[The tasks]:
#1 Duplicate the passage of the mortgage drawdown thread from "Am hoping someone" to "to fulfill it.".
#2 Decide whether each statement agrees with the mortgage drawdown thread, answering yes or no and quoting the deciding words: (a) The mortgage approval from the CU was for 90 days. (b) The first poster decided to move to a higher paying job. (c) Elnino says that after changing jobs someone would probably be on probation for at least 6 months.

# Prepared for Mortgage Drawdown?



## Elegant (17 Dec 2019)

Am hoping someone will be able to help me. I am very anxious about my situation as i was approved a mortgage from the CU but the property purchase process is taking ages and the approval was for 90 days. This time has passed. The CU say they can extend it no problem and there should be no need for me to submit any more paperwork unless theres any major change. My income has gone down a bit but it's the same job, and same company. I am nervous they will ask for payslips before drawdown . Anyone know what process is in my situation? Thank you.


----------



## Brendan Burgess (17 Dec 2019)

Have you signed the mortgage contract yet? 

If not, then you need to make sure that your solicitor is aware of the potential problem.  They might be able to amend the contract accordingly. 

The last thing you want to do is to have a legally binding contract and not be able to fulfill it.

By the way, what interest rate are you paying on the loan and how long is it for? 

Did you seek approval from mortgage lenders? 

Brendan


----------



## Elegant (17 Dec 2019)

Thank you Brendan. My situation is not straightforward. I am purchasing a county council property. It is the county council who is creating the delays.  So far I am told everything is in order with the council but they need to sign off on one or two things first. I was told it should be done by Christmas, but not the case. I am so concerned i will lose my approval. I am in dilemma as to whether i should change to higher paying job or stay put till process is complete. Thanks for your advice.


----------



## Elnino (20 Dec 2019)

Be careful of unintended consequences because if you change jobs you will probably be on probation for at least 6 months and some lenders will not give you a mortgage until your probation period has ended.


----------



## Elegant (22 Dec 2019)

Elnino said:


> Be careful of unintended consequences because if you change jobs you will probably be on probation for at least 6 months and some lenders will not give you a mortgage until your probation period has ended.


Thanks Elnino, yeah, I'm going to stay put for now. Finally just got word friday evening, that the sale process has moved on, and vendor is now finally engaging with my solicitor. Painful process.


----------

[Data block]:
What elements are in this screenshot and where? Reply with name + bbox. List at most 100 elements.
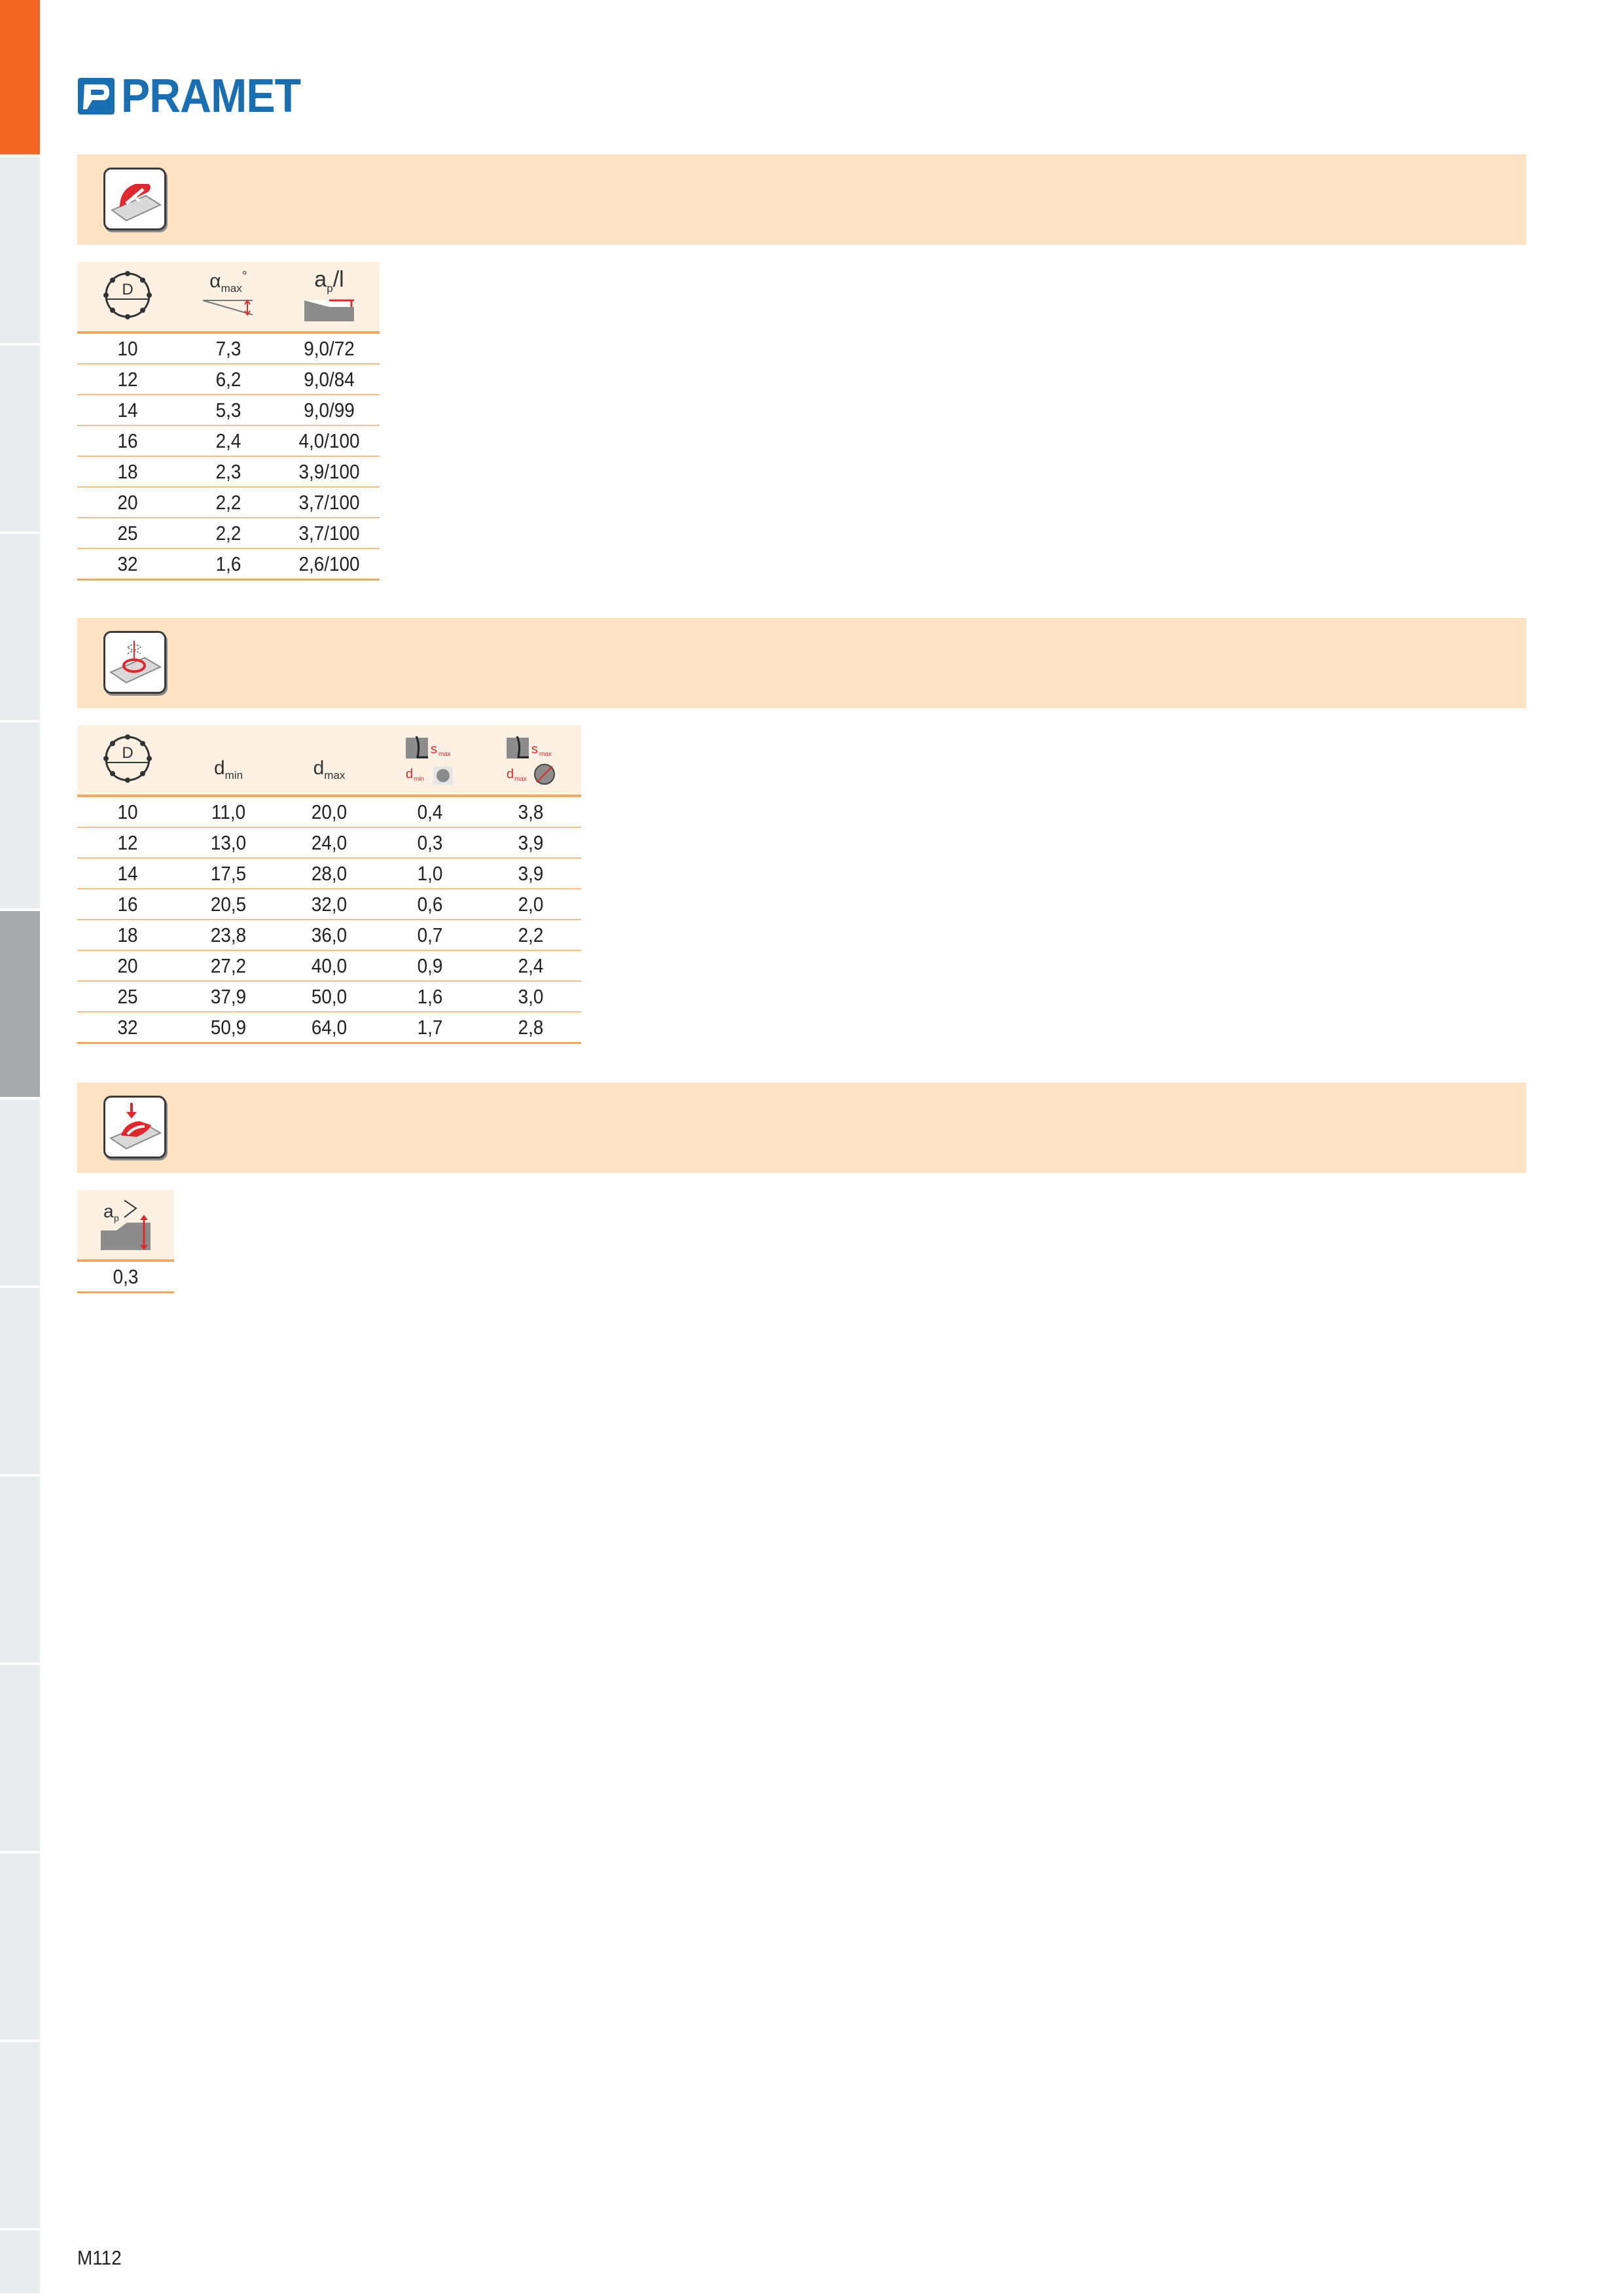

[Task results]:
#1
Am hoping someone will be able to help me. I am very anxious about my situation as i was approved a mortgage from the CU but the property purchase process is taking ages and the approval was for 90 days. This time has passed. The CU say they can extend it no problem and there should be no need for me to submit any more paperwork unless theres any major change. My income has gone down a bit but it's the same job, and same company. I am nervous they will ask for payslips before drawdown . Anyone know what process is in my situation? Thank you.


----------



## Brendan Burgess (17 Dec 2019)

Have you signed the mortgage contract yet? 

If not, then you need to make sure that your solicitor is aware of the potential problem.  They might be able to amend the contract accordingly. 

The last thing you want to do is to have a legally binding contract and not be able to fulfill it.

#2
(a) Yes: "the approval was for 90 days"
(b) No: "I'm going to stay put for now."
(c) Yes: "you will probably be on probation for at least 6 months"